[Set task]
Reproduce every entry exactly.
BEGIN
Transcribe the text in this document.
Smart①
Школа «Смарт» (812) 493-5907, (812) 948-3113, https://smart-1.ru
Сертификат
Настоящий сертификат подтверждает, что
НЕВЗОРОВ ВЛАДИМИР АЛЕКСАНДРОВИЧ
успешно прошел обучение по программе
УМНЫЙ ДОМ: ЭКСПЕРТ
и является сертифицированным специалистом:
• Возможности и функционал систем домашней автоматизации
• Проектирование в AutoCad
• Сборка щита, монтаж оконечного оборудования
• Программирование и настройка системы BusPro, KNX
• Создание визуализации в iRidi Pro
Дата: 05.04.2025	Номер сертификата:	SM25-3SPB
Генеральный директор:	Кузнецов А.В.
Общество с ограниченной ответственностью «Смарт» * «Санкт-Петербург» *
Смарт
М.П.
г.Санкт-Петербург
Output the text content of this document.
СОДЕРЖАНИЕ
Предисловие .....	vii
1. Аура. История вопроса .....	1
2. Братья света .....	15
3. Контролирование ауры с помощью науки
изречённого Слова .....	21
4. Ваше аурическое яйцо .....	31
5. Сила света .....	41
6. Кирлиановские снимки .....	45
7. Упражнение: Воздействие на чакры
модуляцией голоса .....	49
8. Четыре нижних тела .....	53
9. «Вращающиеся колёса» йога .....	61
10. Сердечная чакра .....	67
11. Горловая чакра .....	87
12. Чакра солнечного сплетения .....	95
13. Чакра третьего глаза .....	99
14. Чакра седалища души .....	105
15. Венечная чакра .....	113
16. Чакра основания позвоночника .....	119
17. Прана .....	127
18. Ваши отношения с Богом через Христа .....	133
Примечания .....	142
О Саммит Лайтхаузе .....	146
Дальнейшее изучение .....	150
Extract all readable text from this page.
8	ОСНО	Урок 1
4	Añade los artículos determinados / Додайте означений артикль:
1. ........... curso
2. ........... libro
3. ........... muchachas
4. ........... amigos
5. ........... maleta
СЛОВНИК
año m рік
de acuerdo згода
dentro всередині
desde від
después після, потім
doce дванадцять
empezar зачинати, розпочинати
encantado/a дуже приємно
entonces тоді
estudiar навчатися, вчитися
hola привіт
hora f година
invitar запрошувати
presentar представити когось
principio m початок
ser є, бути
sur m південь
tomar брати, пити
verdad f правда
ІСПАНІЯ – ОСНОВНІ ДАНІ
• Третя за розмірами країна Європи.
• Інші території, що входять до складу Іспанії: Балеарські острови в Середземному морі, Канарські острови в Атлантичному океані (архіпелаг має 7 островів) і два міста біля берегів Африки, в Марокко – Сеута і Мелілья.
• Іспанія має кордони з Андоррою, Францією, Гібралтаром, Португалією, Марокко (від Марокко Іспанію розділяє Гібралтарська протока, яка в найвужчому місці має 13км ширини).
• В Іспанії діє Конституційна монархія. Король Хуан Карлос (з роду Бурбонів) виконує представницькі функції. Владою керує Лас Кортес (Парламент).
END
[Written answer]
Transcribe the text in this document.
Smart①
Школа «Смарт» (812) 493-5907, (812) 948-3113, https://smart-1.ru
Сертификат
Настоящий сертификат подтверждает, что
НЕВЗОРОВ ВЛАДИМИР АЛЕКСАНДРОВИЧ
успешно прошел обучение по программе
УМНЫЙ ДОМ: ЭКСПЕРТ
и является сертифицированным специалистом:
• Возможности и функционал систем домашней автоматизации
• Проектирование в AutoCad
• Сборка щита, монтаж оконечного оборудования
• Программирование и настройка системы BusPro, KNX
• Создание визуализации в iRidi Pro
Дата: 05.04.2025	Номер сертификата:	SM25-3SPB
Генеральный директор:	Кузнецов А.В.
Общество с ограниченной ответственностью «Смарт» * «Санкт-Петербург» *
Смарт
М.П.
г.Санкт-Петербург
Output the text content of this document.
СОДЕРЖАНИЕ
Предисловие .....	vii
1. Аура. История вопроса .....	1
2. Братья света .....	15
3. Контролирование ауры с помощью науки
изречённого Слова .....	21
4. Ваше аурическое яйцо .....	31
5. Сила света .....	41
6. Кирлиановские снимки .....	45
7. Упражнение: Воздействие на чакры
модуляцией голоса .....	49
8. Четыре нижних тела .....	53
9. «Вращающиеся колёса» йога .....	61
10. Сердечная чакра .....	67
11. Горловая чакра .....	87
12. Чакра солнечного сплетения .....	95
13. Чакра третьего глаза .....	99
14. Чакра седалища души .....	105
15. Венечная чакра .....	113
16. Чакра основания позвоночника .....	119
17. Прана .....	127
18. Ваши отношения с Богом через Христа .....	133
Примечания .....	142
О Саммит Лайтхаузе .....	146
Дальнейшее изучение .....	150
Extract all readable text from this page.
8	ОСНО	Урок 1
4	Añade los artículos determinados / Додайте означений артикль:
1. ........... curso
2. ........... libro
3. ........... muchachas
4. ........... amigos
5. ........... maleta
СЛОВНИК
año m рік
de acuerdo згода
dentro всередині
desde від
después після, потім
doce дванадцять
empezar зачинати, розпочинати
encantado/a дуже приємно
entonces тоді
estudiar навчатися, вчитися
hola привіт
hora f година
invitar запрошувати
presentar представити когось
principio m початок
ser є, бути
sur m південь
tomar брати, пити
verdad f правда
ІСПАНІЯ – ОСНОВНІ ДАНІ
• Третя за розмірами країна Європи.
• Інші території, що входять до складу Іспанії: Балеарські острови в Середземному морі, Канарські острови в Атлантичному океані (архіпелаг має 7 островів) і два міста біля берегів Африки, в Марокко – Сеута і Мелілья.
• Іспанія має кордони з Андоррою, Францією, Гібралтаром, Португалією, Марокко (від Марокко Іспанію розділяє Гібралтарська протока, яка в найвужчому місці має 13км ширини).
• В Іспанії діє Конституційна монархія. Король Хуан Карлос (з роду Бурбонів) виконує представницькі функції. Владою керує Лас Кортес (Парламент).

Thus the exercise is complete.